──────── Available records ────────

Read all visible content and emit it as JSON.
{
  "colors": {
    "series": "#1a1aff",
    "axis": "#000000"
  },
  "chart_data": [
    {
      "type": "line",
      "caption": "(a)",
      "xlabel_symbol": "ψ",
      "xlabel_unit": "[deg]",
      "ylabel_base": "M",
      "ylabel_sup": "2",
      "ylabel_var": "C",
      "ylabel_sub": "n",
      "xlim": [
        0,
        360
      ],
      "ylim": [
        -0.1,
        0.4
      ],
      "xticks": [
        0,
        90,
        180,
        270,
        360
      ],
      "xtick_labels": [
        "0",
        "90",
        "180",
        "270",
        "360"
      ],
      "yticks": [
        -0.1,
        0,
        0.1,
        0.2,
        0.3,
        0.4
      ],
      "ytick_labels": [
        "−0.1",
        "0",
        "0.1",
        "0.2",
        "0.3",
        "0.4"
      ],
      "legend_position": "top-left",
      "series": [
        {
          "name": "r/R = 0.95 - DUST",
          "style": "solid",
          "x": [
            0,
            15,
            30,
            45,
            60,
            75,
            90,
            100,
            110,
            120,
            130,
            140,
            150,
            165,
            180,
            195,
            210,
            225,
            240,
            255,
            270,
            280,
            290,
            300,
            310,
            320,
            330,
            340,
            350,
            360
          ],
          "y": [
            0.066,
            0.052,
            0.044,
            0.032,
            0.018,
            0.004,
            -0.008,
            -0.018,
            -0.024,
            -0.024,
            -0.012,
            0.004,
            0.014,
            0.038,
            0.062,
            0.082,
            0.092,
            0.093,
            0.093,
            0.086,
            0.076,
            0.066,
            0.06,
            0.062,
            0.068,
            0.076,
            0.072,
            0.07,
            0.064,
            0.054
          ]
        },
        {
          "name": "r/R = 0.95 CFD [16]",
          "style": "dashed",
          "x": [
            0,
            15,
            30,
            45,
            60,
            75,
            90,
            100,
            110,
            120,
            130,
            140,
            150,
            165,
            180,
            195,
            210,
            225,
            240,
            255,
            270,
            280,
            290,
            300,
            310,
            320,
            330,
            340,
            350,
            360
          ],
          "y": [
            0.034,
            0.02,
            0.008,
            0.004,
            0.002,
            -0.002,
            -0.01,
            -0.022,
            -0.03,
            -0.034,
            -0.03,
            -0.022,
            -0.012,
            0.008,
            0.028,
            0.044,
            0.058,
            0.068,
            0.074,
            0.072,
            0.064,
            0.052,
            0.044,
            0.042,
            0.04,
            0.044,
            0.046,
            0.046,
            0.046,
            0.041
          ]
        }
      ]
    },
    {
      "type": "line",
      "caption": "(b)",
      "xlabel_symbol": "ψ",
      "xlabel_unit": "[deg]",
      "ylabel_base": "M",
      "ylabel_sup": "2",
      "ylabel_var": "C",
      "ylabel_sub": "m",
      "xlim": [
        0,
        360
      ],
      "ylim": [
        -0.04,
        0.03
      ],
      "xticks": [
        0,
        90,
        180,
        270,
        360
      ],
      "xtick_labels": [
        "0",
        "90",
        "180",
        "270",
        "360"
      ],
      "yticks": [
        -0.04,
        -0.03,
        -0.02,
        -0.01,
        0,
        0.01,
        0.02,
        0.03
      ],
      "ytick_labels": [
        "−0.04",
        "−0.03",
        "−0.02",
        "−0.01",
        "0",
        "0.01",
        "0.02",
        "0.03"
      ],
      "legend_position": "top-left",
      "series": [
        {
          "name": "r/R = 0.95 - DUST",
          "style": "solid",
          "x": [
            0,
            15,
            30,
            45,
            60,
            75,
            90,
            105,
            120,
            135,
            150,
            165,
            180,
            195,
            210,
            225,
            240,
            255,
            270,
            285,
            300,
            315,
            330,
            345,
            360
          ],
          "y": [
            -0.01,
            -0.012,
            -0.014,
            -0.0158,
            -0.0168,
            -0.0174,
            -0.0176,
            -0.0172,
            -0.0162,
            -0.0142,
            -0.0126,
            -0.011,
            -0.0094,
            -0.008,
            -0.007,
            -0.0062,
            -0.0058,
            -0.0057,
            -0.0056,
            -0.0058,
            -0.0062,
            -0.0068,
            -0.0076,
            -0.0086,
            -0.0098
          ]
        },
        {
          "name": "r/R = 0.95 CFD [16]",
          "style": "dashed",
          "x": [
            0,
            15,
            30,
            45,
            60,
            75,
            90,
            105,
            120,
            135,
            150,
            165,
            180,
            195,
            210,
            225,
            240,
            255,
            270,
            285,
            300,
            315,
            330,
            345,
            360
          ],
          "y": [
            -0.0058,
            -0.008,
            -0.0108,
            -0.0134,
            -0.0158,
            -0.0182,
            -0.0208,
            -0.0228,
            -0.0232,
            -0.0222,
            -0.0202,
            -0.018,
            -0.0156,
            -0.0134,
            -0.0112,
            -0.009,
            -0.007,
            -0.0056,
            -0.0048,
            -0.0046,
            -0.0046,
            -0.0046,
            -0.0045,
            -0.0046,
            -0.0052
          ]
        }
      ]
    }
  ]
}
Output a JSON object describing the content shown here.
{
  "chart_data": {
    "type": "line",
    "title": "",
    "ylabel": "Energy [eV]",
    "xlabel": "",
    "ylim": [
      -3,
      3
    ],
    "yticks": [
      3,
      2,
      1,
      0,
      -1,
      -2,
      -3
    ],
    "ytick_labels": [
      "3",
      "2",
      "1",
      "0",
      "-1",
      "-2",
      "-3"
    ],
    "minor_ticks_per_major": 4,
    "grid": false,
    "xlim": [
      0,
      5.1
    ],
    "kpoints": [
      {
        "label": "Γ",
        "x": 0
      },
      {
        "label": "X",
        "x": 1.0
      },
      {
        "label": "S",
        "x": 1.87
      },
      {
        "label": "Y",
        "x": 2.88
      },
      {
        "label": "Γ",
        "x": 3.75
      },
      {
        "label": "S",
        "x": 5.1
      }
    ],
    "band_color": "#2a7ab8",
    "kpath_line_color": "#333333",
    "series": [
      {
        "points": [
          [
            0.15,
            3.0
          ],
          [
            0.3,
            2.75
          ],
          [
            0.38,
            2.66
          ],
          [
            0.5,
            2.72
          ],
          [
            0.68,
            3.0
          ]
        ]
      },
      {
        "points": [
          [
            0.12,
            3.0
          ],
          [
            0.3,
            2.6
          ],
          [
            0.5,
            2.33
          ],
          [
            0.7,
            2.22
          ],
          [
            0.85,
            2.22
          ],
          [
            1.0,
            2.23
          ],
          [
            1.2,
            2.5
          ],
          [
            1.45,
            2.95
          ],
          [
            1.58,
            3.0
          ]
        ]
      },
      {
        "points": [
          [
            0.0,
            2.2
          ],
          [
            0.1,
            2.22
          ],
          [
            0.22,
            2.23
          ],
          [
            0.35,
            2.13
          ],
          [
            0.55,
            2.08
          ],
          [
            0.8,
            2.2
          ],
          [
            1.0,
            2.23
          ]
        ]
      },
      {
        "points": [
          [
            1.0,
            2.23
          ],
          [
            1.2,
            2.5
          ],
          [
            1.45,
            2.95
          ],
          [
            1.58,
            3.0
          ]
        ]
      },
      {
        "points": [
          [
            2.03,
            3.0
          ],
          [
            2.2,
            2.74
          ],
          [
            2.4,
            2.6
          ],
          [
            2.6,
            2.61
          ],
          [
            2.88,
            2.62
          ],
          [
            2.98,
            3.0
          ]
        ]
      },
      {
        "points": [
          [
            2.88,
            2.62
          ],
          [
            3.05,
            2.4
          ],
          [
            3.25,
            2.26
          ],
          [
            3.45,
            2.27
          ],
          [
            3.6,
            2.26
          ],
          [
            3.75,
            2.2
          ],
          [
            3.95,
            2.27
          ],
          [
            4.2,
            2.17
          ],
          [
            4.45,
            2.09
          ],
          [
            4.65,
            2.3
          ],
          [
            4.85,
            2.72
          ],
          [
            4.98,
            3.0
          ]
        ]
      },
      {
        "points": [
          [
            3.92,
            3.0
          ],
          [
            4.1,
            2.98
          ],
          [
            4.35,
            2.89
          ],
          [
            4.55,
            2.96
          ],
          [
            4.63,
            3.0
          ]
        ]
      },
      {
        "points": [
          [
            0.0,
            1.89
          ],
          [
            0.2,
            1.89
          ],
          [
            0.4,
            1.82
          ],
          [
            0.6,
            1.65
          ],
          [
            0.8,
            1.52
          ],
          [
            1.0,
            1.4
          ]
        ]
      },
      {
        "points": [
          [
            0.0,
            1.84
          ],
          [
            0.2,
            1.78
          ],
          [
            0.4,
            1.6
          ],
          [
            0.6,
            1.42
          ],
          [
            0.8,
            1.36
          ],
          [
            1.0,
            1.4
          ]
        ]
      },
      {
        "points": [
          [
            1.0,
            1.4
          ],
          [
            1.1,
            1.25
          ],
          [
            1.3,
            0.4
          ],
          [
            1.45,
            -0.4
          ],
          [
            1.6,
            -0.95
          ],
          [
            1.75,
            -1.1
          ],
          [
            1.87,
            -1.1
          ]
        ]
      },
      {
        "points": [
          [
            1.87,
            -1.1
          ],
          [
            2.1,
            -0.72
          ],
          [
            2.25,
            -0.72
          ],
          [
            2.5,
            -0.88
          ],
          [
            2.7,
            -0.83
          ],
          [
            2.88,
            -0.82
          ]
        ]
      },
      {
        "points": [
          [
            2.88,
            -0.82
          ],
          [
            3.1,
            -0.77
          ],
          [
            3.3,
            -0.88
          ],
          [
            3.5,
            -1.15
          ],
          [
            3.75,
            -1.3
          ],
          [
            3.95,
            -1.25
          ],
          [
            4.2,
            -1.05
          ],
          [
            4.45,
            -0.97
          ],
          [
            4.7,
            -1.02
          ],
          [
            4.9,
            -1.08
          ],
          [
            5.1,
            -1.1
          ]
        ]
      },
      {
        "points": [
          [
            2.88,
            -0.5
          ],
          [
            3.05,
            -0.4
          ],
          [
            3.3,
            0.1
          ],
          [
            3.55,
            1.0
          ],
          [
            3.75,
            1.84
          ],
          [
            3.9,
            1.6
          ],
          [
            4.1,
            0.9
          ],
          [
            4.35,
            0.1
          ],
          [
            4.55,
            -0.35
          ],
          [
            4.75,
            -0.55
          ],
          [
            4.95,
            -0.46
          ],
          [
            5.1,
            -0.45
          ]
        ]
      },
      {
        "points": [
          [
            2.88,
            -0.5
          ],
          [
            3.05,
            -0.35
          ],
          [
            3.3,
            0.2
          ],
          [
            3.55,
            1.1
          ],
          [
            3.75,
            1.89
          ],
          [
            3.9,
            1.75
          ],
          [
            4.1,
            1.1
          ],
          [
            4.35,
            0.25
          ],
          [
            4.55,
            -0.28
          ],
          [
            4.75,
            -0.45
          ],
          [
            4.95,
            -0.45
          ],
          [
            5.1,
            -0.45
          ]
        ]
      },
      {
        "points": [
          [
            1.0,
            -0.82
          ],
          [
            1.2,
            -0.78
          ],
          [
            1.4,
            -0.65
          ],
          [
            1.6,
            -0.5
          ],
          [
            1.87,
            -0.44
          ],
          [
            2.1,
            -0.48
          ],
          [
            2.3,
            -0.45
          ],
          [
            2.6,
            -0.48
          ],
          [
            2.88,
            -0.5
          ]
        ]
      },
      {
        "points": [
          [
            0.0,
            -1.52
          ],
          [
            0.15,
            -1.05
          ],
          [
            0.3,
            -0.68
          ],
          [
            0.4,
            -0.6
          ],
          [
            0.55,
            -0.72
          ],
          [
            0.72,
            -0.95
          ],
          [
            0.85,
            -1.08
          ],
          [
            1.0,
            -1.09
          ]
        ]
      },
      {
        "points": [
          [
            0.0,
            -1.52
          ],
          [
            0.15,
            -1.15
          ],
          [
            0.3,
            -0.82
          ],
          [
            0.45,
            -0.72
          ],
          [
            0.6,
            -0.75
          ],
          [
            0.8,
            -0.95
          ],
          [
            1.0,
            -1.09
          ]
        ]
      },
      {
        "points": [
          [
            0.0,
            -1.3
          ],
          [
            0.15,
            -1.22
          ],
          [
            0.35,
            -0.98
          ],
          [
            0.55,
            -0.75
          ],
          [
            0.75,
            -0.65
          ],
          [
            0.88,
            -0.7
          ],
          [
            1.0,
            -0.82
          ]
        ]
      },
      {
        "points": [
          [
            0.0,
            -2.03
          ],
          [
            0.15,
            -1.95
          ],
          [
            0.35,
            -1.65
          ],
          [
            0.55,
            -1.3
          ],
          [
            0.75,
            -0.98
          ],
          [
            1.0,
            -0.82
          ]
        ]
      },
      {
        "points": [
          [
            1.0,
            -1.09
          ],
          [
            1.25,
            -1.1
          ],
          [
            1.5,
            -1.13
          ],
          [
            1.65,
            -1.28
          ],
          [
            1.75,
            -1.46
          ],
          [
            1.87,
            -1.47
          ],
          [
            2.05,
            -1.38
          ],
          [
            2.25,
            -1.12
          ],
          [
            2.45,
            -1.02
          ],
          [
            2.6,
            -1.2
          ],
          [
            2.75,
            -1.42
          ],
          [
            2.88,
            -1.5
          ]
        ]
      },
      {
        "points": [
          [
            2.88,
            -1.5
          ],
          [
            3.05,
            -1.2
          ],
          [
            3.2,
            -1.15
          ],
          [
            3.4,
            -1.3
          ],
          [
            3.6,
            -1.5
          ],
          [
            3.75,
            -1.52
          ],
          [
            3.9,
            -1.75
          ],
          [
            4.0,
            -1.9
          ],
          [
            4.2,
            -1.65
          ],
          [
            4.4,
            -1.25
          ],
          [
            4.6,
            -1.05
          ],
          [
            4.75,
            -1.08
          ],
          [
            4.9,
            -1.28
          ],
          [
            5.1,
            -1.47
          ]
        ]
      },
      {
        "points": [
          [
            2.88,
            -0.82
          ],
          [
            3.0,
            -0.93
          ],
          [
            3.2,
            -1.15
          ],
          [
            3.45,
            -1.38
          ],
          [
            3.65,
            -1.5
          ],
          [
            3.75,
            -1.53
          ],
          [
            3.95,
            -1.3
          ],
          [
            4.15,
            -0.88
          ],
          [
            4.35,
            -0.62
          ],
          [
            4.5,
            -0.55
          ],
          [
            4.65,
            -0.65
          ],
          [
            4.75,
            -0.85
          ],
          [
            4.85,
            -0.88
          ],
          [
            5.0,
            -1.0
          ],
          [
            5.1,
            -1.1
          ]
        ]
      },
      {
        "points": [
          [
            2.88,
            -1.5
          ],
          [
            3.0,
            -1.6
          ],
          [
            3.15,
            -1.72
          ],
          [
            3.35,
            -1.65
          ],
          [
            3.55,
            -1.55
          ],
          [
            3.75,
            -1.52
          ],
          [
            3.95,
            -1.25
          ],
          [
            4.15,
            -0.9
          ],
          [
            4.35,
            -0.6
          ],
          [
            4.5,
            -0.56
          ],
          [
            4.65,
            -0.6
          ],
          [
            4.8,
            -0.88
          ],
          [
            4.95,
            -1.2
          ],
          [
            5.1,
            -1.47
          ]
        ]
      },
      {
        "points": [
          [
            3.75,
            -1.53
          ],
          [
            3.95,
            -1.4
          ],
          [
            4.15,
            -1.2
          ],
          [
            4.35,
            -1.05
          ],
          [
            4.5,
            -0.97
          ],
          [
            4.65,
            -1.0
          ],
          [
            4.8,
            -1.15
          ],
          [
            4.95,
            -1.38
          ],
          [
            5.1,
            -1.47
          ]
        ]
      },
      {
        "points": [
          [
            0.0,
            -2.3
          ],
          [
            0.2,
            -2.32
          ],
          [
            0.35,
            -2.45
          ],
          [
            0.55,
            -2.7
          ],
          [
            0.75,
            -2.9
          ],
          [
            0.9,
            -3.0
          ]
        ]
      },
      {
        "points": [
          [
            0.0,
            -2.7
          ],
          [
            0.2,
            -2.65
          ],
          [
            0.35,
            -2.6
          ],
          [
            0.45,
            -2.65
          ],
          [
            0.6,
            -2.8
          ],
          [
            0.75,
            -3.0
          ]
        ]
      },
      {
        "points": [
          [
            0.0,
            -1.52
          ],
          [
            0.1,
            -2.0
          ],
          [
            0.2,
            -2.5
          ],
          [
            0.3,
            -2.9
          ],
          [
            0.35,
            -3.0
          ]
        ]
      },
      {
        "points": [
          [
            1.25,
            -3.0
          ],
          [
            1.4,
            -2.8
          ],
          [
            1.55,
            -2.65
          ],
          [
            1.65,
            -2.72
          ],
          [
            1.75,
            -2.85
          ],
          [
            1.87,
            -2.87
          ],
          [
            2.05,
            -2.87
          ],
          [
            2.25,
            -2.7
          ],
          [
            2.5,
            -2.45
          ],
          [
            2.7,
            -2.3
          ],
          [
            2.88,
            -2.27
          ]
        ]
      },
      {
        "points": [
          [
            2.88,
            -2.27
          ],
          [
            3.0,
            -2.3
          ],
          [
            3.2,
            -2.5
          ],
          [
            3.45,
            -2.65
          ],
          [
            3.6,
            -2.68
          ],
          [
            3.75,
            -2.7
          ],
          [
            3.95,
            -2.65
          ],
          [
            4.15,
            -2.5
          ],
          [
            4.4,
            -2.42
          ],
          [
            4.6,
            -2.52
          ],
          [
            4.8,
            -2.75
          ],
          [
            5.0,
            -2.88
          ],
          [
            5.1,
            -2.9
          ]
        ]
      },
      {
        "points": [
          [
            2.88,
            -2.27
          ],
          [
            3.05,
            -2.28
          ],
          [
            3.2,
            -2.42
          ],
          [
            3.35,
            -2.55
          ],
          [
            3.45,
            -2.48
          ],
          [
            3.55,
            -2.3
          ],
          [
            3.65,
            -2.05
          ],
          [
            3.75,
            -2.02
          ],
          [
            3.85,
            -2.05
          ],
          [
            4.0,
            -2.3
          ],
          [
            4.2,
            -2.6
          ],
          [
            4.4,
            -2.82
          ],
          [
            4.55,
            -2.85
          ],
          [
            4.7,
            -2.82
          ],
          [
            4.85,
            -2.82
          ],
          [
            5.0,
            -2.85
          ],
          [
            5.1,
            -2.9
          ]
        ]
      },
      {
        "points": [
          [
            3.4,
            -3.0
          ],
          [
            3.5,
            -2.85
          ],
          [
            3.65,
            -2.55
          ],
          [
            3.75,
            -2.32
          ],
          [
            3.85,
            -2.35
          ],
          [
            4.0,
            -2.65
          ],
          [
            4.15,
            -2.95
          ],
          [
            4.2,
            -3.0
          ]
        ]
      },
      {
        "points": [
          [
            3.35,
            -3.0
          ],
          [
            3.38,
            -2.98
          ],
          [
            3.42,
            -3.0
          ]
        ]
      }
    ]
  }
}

────────

▶ **Exercise directions**
Copy down every line of the material above that includes the string "JSON".

▶ **Answer below**
Read all visible content and emit it as JSON.
Output a JSON object describing the content shown here.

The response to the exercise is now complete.